Challenge: Here are some records; copy every line that holds the word "sodium".

Supplied data:
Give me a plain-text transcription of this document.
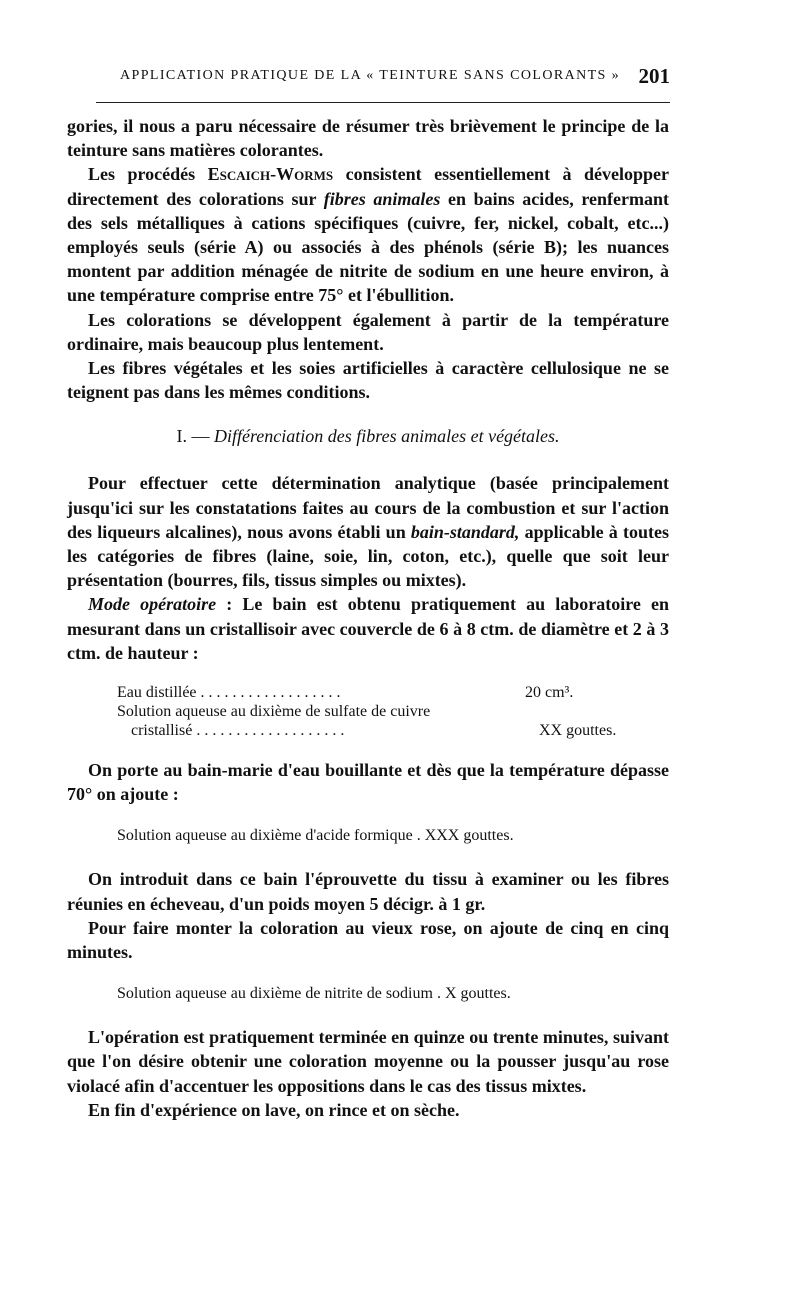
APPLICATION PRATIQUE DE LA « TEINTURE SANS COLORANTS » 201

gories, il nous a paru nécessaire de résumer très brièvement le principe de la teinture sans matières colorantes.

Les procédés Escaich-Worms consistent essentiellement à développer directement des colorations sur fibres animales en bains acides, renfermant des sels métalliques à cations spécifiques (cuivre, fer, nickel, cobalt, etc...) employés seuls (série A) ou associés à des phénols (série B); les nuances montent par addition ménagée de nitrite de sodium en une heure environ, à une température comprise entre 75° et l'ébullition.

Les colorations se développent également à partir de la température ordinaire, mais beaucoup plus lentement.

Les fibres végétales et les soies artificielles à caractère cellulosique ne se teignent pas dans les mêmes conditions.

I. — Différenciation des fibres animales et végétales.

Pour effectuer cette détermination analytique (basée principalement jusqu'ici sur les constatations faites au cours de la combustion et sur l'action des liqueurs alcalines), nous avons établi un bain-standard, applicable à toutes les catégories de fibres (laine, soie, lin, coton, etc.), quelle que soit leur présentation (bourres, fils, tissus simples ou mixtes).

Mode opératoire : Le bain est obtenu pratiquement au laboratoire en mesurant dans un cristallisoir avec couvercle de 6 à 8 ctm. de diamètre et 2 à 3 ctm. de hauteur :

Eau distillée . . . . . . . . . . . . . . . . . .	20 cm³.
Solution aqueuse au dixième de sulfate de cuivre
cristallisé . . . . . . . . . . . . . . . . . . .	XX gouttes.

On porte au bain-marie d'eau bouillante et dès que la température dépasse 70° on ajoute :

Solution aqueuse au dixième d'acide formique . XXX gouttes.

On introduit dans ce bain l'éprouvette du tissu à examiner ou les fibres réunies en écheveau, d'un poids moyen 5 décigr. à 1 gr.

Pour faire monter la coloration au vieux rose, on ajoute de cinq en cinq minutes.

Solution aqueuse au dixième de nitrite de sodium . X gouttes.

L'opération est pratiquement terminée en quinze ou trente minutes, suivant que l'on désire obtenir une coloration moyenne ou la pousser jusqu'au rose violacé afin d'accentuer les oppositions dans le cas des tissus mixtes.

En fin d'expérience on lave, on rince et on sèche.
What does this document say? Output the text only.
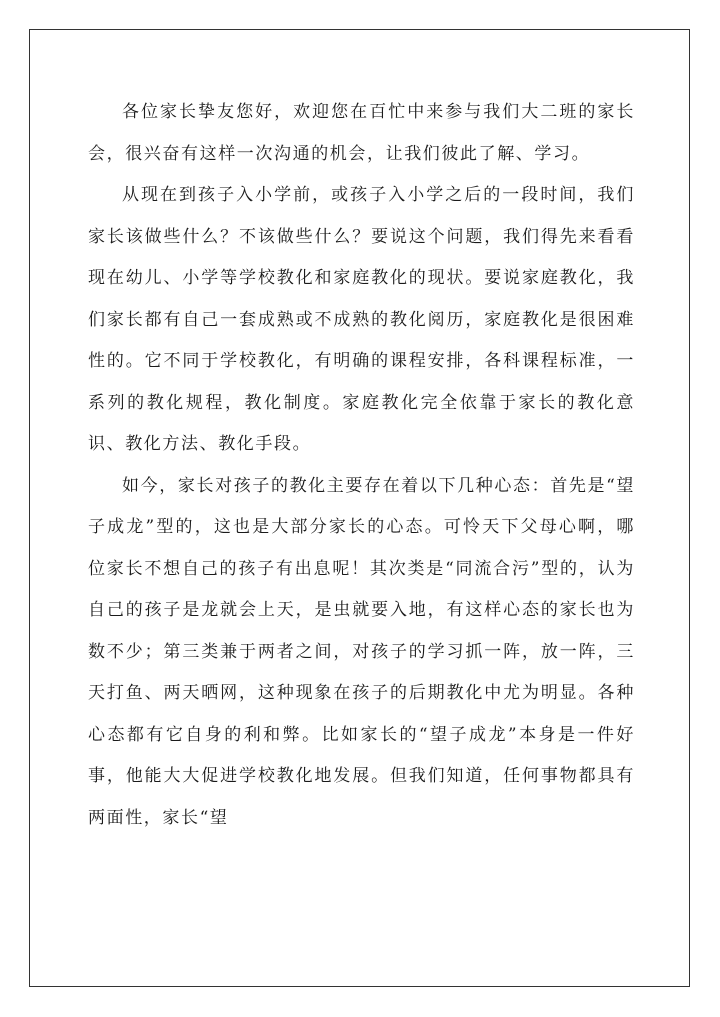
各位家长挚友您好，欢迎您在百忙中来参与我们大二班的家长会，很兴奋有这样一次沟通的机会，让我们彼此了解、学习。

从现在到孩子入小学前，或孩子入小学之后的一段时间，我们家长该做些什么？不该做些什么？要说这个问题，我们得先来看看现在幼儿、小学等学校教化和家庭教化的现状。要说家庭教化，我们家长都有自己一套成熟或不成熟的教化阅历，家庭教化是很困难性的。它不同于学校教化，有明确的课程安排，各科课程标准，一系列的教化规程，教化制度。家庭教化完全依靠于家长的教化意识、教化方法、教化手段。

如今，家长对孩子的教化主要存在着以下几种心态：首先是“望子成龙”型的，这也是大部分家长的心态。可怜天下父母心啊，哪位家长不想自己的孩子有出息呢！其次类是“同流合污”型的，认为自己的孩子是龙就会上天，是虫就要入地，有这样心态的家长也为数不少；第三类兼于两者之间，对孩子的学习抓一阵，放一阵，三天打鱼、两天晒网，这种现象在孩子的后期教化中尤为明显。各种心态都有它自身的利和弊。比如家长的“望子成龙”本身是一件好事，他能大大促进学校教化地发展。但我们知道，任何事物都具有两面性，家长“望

* * *

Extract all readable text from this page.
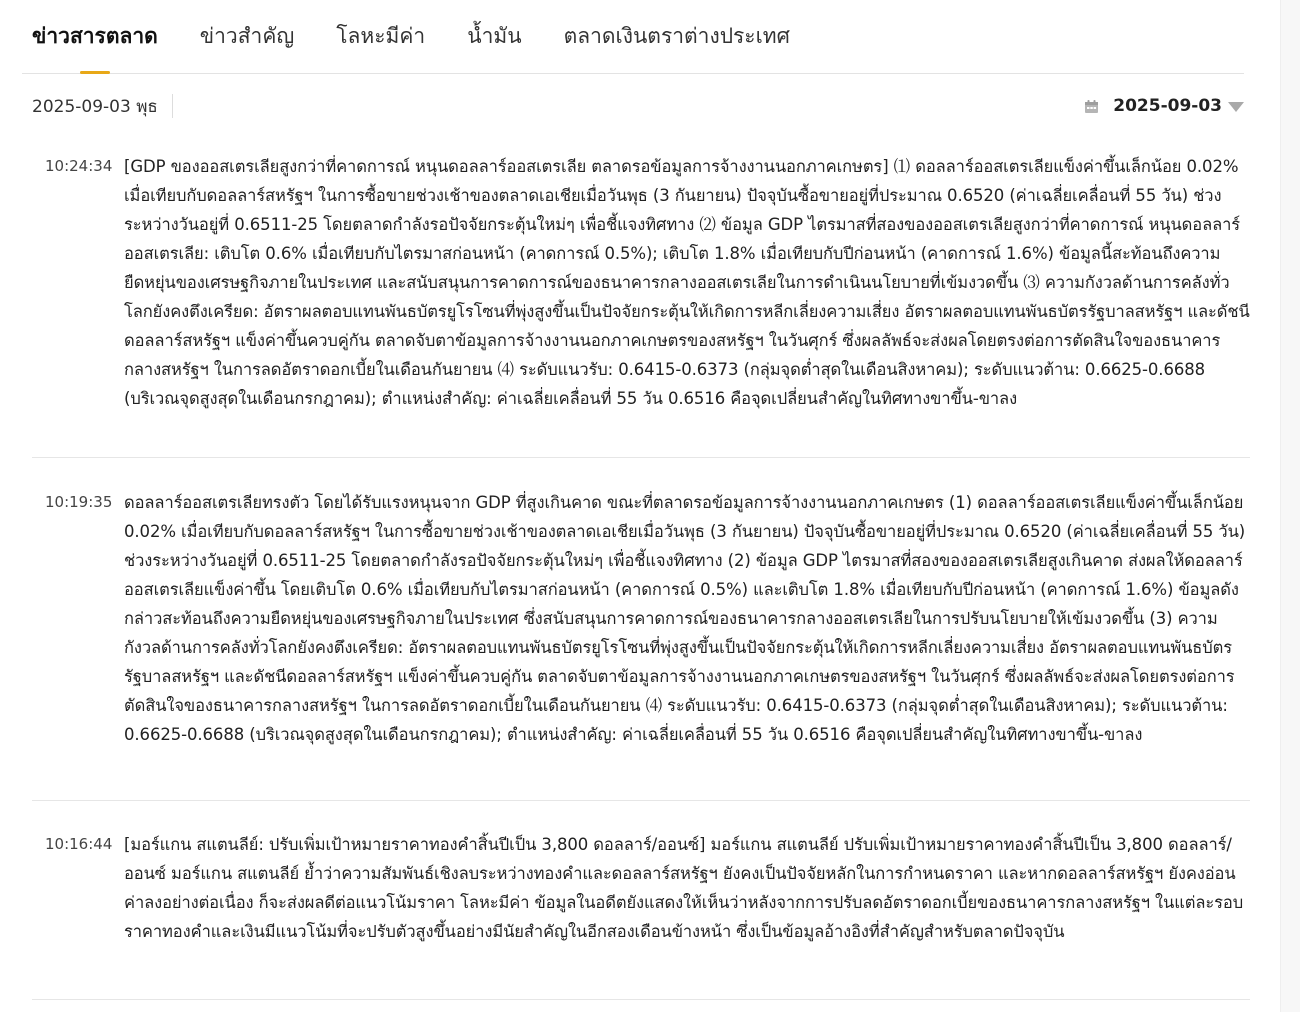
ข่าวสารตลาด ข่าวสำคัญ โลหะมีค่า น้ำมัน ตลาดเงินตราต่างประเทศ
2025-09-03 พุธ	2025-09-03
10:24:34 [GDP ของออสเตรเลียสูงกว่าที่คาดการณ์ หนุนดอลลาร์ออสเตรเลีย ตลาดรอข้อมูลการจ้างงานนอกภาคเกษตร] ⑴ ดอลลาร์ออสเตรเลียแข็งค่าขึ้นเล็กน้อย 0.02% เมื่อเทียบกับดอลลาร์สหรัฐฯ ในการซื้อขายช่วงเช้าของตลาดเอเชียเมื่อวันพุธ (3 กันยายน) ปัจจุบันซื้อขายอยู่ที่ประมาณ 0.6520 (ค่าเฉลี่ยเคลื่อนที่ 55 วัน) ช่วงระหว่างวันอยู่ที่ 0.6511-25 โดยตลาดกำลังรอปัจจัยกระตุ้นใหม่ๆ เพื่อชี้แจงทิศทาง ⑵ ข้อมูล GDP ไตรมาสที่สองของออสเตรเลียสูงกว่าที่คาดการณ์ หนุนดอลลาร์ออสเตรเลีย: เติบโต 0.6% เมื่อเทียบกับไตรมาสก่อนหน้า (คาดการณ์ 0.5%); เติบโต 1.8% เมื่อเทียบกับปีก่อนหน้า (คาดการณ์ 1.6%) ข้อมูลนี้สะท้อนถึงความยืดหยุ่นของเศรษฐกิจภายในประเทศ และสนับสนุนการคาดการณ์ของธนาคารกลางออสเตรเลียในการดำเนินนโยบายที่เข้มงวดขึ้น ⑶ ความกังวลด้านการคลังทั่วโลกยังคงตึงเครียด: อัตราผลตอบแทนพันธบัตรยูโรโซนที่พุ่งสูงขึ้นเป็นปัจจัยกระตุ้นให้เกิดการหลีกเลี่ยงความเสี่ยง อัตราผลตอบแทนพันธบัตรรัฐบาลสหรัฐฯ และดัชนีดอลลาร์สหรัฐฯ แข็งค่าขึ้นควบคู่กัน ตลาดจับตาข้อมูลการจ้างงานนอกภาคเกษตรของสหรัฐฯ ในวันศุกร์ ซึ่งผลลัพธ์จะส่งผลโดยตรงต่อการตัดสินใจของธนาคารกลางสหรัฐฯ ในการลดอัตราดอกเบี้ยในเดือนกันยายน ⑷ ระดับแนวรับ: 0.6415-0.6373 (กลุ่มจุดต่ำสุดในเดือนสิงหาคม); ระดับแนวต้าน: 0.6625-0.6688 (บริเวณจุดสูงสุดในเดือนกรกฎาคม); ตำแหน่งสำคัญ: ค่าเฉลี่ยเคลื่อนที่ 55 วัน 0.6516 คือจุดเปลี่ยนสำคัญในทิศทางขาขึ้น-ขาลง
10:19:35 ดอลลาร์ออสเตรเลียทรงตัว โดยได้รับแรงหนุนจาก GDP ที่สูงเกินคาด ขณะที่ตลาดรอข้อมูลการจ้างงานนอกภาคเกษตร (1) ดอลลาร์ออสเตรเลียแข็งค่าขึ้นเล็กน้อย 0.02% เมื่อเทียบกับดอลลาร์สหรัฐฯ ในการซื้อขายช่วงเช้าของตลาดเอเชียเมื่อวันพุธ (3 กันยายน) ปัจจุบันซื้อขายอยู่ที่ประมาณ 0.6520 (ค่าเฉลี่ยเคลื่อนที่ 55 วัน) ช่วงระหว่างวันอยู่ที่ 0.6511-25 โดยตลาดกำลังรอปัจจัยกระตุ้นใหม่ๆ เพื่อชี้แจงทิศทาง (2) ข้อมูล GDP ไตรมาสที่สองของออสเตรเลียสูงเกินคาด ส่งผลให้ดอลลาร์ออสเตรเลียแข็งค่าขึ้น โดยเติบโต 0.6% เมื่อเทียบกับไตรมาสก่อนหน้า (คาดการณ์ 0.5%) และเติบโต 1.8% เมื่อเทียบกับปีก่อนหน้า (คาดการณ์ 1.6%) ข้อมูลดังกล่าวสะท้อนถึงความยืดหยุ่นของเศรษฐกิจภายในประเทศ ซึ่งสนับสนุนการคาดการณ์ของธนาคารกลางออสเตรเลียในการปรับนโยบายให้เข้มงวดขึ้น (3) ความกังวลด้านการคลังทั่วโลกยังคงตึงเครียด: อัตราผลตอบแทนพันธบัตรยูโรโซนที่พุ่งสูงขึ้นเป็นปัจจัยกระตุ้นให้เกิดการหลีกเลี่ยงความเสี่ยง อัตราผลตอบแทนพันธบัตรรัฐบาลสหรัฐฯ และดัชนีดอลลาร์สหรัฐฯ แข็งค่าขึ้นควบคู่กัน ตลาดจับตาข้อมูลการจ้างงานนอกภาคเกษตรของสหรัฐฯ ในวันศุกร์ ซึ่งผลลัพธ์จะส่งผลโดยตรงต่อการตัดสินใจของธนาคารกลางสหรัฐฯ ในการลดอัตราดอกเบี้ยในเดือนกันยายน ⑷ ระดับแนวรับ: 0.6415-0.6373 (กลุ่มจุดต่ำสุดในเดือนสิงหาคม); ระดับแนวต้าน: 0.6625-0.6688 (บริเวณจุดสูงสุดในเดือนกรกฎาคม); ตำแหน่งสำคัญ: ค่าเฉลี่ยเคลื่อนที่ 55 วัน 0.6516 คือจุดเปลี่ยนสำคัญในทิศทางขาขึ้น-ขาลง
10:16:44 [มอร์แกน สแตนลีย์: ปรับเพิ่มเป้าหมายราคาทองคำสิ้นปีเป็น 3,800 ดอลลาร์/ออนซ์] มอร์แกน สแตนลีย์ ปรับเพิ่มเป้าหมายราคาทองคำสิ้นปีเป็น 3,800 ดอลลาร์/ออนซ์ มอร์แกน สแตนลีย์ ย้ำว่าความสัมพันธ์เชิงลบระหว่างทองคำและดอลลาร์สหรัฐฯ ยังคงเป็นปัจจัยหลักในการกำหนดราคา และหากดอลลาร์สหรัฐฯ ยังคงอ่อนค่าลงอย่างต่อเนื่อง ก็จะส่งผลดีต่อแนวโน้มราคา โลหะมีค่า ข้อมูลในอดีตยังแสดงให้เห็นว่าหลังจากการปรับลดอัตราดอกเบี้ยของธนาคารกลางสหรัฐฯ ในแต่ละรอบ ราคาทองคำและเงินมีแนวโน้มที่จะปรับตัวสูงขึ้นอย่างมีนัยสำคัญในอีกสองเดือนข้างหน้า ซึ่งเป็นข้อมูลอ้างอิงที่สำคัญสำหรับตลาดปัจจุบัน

Complete output:
Les procédés Escaich-Worms consistent essentiellement à développer directement des colorations sur fibres animales en bains acides, renfermant des sels métalliques à cations spécifiques (cuivre, fer, nickel, cobalt, etc...) employés seuls (série A) ou associés à des phénols (série B); les nuances montent par addition ménagée de nitrite de sodium en une heure environ, à une température comprise entre 75° et l'ébullition.
Solution aqueuse au dixième de nitrite de sodium . X gouttes.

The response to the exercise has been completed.